TASK: Each line should be copied exactly.
---------- PROVIDED INFORMATION ----------
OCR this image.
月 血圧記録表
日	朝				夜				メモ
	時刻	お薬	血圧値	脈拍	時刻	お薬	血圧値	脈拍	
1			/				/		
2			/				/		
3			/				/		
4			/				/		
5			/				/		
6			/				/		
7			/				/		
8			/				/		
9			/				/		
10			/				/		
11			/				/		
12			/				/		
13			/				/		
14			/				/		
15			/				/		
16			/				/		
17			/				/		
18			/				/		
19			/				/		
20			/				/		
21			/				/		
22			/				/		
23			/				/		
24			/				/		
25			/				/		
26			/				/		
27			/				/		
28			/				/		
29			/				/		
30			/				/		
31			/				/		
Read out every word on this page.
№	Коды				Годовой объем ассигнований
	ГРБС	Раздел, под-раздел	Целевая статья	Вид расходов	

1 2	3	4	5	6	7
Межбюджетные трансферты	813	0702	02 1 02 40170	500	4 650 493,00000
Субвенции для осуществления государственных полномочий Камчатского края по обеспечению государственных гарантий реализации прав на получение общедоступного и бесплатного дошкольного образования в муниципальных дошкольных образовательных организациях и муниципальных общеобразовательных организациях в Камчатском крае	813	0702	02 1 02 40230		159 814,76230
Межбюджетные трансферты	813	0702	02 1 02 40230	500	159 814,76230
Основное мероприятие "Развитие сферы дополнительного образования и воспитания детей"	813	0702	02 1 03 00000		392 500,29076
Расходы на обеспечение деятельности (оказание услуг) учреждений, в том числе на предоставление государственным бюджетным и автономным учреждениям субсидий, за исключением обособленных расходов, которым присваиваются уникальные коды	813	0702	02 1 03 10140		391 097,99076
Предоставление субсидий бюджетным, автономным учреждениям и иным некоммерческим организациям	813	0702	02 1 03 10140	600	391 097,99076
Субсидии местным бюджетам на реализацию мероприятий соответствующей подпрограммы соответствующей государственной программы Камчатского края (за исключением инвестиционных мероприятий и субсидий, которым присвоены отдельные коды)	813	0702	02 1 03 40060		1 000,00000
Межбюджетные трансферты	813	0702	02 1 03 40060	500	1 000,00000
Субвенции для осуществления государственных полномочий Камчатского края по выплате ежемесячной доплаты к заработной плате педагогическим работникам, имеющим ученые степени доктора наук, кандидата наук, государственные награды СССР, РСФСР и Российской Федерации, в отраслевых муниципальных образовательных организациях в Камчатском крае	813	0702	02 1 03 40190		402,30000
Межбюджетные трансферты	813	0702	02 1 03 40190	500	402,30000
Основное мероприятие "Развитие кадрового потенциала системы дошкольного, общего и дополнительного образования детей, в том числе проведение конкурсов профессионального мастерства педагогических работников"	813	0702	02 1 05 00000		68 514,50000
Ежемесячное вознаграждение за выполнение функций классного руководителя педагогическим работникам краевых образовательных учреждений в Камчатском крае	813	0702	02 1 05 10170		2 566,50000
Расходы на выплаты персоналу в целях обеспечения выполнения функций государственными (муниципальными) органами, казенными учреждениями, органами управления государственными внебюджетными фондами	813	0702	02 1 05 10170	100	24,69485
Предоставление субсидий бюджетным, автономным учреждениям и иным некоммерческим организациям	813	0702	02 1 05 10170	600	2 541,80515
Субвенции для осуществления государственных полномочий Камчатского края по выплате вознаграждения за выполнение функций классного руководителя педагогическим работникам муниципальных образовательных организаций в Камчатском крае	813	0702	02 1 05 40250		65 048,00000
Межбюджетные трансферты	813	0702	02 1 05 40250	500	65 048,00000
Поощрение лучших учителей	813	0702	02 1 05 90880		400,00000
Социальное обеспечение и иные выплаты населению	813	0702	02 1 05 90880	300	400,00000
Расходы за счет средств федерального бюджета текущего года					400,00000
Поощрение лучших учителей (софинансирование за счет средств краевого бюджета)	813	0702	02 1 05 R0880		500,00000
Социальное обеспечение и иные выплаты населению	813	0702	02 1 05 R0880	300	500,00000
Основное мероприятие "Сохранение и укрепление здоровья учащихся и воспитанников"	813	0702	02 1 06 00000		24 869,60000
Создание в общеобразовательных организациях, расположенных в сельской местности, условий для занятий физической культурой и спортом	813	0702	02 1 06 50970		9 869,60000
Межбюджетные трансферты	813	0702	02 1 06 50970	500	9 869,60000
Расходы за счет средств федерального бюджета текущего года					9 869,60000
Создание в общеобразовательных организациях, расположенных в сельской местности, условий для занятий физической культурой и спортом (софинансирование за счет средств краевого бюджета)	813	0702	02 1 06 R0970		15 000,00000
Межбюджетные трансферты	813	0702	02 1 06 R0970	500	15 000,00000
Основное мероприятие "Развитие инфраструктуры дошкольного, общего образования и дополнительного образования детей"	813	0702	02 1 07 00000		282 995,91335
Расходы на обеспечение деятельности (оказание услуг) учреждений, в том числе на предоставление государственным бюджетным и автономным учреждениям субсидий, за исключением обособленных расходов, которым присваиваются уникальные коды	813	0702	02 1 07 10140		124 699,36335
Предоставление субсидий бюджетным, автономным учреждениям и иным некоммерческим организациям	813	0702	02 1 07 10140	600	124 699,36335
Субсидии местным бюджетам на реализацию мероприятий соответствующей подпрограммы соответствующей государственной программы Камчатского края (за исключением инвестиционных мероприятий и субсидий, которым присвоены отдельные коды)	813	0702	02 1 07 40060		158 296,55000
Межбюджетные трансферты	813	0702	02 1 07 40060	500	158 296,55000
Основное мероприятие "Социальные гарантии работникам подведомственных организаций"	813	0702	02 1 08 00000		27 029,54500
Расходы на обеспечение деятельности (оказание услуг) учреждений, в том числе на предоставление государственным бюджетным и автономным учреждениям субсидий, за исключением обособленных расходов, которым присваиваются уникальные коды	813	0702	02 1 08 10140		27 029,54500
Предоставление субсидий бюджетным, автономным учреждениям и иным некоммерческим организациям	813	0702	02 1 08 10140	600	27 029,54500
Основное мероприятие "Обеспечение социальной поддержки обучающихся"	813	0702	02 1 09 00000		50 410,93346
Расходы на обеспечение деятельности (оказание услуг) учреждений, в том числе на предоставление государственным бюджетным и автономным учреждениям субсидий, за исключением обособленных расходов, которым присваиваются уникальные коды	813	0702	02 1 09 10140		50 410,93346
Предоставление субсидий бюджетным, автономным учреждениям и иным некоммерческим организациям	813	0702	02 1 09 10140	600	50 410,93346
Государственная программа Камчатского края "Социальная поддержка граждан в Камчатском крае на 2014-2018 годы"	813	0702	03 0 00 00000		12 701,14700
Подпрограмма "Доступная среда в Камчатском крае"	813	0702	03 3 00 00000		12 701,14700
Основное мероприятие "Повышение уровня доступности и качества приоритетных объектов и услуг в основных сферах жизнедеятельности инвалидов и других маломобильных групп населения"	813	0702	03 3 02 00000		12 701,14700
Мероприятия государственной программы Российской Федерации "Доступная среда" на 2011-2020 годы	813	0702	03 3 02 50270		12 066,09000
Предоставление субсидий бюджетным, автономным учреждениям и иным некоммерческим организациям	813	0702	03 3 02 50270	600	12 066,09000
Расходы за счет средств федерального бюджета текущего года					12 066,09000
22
----------
WRITTEN RESPONSE:
OCR this image.
月 血圧記録表
日	朝				夜				メモ
	時刻	お薬	血圧値	脈拍	時刻	お薬	血圧値	脈拍	
1			/				/		
2			/				/		
3			/				/		
4			/				/		
5			/				/		
6			/				/		
7			/				/		
8			/				/		
9			/				/		
10			/				/		
11			/				/		
12			/				/		
13			/				/		
14			/				/		
15			/				/		
16			/				/		
17			/				/		
18			/				/		
19			/				/		
20			/				/		
21			/				/		
22			/				/		
23			/				/		
24			/				/		
25			/				/		
26			/				/		
27			/				/		
28			/				/		
29			/				/		
30			/				/		
31			/				/		
Read out every word on this page.
№	Коды				Годовой объем ассигнований
	ГРБС	Раздел, под-раздел	Целевая статья	Вид расходов	

1 2	3	4	5	6	7
Межбюджетные трансферты	813	0702	02 1 02 40170	500	4 650 493,00000
Субвенции для осуществления государственных полномочий Камчатского края по обеспечению государственных гарантий реализации прав на получение общедоступного и бесплатного дошкольного образования в муниципальных дошкольных образовательных организациях и муниципальных общеобразовательных организациях в Камчатском крае	813	0702	02 1 02 40230		159 814,76230
Межбюджетные трансферты	813	0702	02 1 02 40230	500	159 814,76230
Основное мероприятие "Развитие сферы дополнительного образования и воспитания детей"	813	0702	02 1 03 00000		392 500,29076
Расходы на обеспечение деятельности (оказание услуг) учреждений, в том числе на предоставление государственным бюджетным и автономным учреждениям субсидий, за исключением обособленных расходов, которым присваиваются уникальные коды	813	0702	02 1 03 10140		391 097,99076
Предоставление субсидий бюджетным, автономным учреждениям и иным некоммерческим организациям	813	0702	02 1 03 10140	600	391 097,99076
Субсидии местным бюджетам на реализацию мероприятий соответствующей подпрограммы соответствующей государственной программы Камчатского края (за исключением инвестиционных мероприятий и субсидий, которым присвоены отдельные коды)	813	0702	02 1 03 40060		1 000,00000
Межбюджетные трансферты	813	0702	02 1 03 40060	500	1 000,00000
Субвенции для осуществления государственных полномочий Камчатского края по выплате ежемесячной доплаты к заработной плате педагогическим работникам, имеющим ученые степени доктора наук, кандидата наук, государственные награды СССР, РСФСР и Российской Федерации, в отраслевых муниципальных образовательных организациях в Камчатском крае	813	0702	02 1 03 40190		402,30000
Межбюджетные трансферты	813	0702	02 1 03 40190	500	402,30000
Основное мероприятие "Развитие кадрового потенциала системы дошкольного, общего и дополнительного образования детей, в том числе проведение конкурсов профессионального мастерства педагогических работников"	813	0702	02 1 05 00000		68 514,50000
Ежемесячное вознаграждение за выполнение функций классного руководителя педагогическим работникам краевых образовательных учреждений в Камчатском крае	813	0702	02 1 05 10170		2 566,50000
Расходы на выплаты персоналу в целях обеспечения выполнения функций государственными (муниципальными) органами, казенными учреждениями, органами управления государственными внебюджетными фондами	813	0702	02 1 05 10170	100	24,69485
Предоставление субсидий бюджетным, автономным учреждениям и иным некоммерческим организациям	813	0702	02 1 05 10170	600	2 541,80515
Субвенции для осуществления государственных полномочий Камчатского края по выплате вознаграждения за выполнение функций классного руководителя педагогическим работникам муниципальных образовательных организаций в Камчатском крае	813	0702	02 1 05 40250		65 048,00000
Межбюджетные трансферты	813	0702	02 1 05 40250	500	65 048,00000
Поощрение лучших учителей	813	0702	02 1 05 90880		400,00000
Социальное обеспечение и иные выплаты населению	813	0702	02 1 05 90880	300	400,00000
Расходы за счет средств федерального бюджета текущего года					400,00000
Поощрение лучших учителей (софинансирование за счет средств краевого бюджета)	813	0702	02 1 05 R0880		500,00000
Социальное обеспечение и иные выплаты населению	813	0702	02 1 05 R0880	300	500,00000
Основное мероприятие "Сохранение и укрепление здоровья учащихся и воспитанников"	813	0702	02 1 06 00000		24 869,60000
Создание в общеобразовательных организациях, расположенных в сельской местности, условий для занятий физической культурой и спортом	813	0702	02 1 06 50970		9 869,60000
Межбюджетные трансферты	813	0702	02 1 06 50970	500	9 869,60000
Расходы за счет средств федерального бюджета текущего года					9 869,60000
Создание в общеобразовательных организациях, расположенных в сельской местности, условий для занятий физической культурой и спортом (софинансирование за счет средств краевого бюджета)	813	0702	02 1 06 R0970		15 000,00000
Межбюджетные трансферты	813	0702	02 1 06 R0970	500	15 000,00000
Основное мероприятие "Развитие инфраструктуры дошкольного, общего образования и дополнительного образования детей"	813	0702	02 1 07 00000		282 995,91335
Расходы на обеспечение деятельности (оказание услуг) учреждений, в том числе на предоставление государственным бюджетным и автономным учреждениям субсидий, за исключением обособленных расходов, которым присваиваются уникальные коды	813	0702	02 1 07 10140		124 699,36335
Предоставление субсидий бюджетным, автономным учреждениям и иным некоммерческим организациям	813	0702	02 1 07 10140	600	124 699,36335
Субсидии местным бюджетам на реализацию мероприятий соответствующей подпрограммы соответствующей государственной программы Камчатского края (за исключением инвестиционных мероприятий и субсидий, которым присвоены отдельные коды)	813	0702	02 1 07 40060		158 296,55000
Межбюджетные трансферты	813	0702	02 1 07 40060	500	158 296,55000
Основное мероприятие "Социальные гарантии работникам подведомственных организаций"	813	0702	02 1 08 00000		27 029,54500
Расходы на обеспечение деятельности (оказание услуг) учреждений, в том числе на предоставление государственным бюджетным и автономным учреждениям субсидий, за исключением обособленных расходов, которым присваиваются уникальные коды	813	0702	02 1 08 10140		27 029,54500
Предоставление субсидий бюджетным, автономным учреждениям и иным некоммерческим организациям	813	0702	02 1 08 10140	600	27 029,54500
Основное мероприятие "Обеспечение социальной поддержки обучающихся"	813	0702	02 1 09 00000		50 410,93346
Расходы на обеспечение деятельности (оказание услуг) учреждений, в том числе на предоставление государственным бюджетным и автономным учреждениям субсидий, за исключением обособленных расходов, которым присваиваются уникальные коды	813	0702	02 1 09 10140		50 410,93346
Предоставление субсидий бюджетным, автономным учреждениям и иным некоммерческим организациям	813	0702	02 1 09 10140	600	50 410,93346
Государственная программа Камчатского края "Социальная поддержка граждан в Камчатском крае на 2014-2018 годы"	813	0702	03 0 00 00000		12 701,14700
Подпрограмма "Доступная среда в Камчатском крае"	813	0702	03 3 00 00000		12 701,14700
Основное мероприятие "Повышение уровня доступности и качества приоритетных объектов и услуг в основных сферах жизнедеятельности инвалидов и других маломобильных групп населения"	813	0702	03 3 02 00000		12 701,14700
Мероприятия государственной программы Российской Федерации "Доступная среда" на 2011-2020 годы	813	0702	03 3 02 50270		12 066,09000
Предоставление субсидий бюджетным, автономным учреждениям и иным некоммерческим организациям	813	0702	03 3 02 50270	600	12 066,09000
Расходы за счет средств федерального бюджета текущего года					12 066,09000
22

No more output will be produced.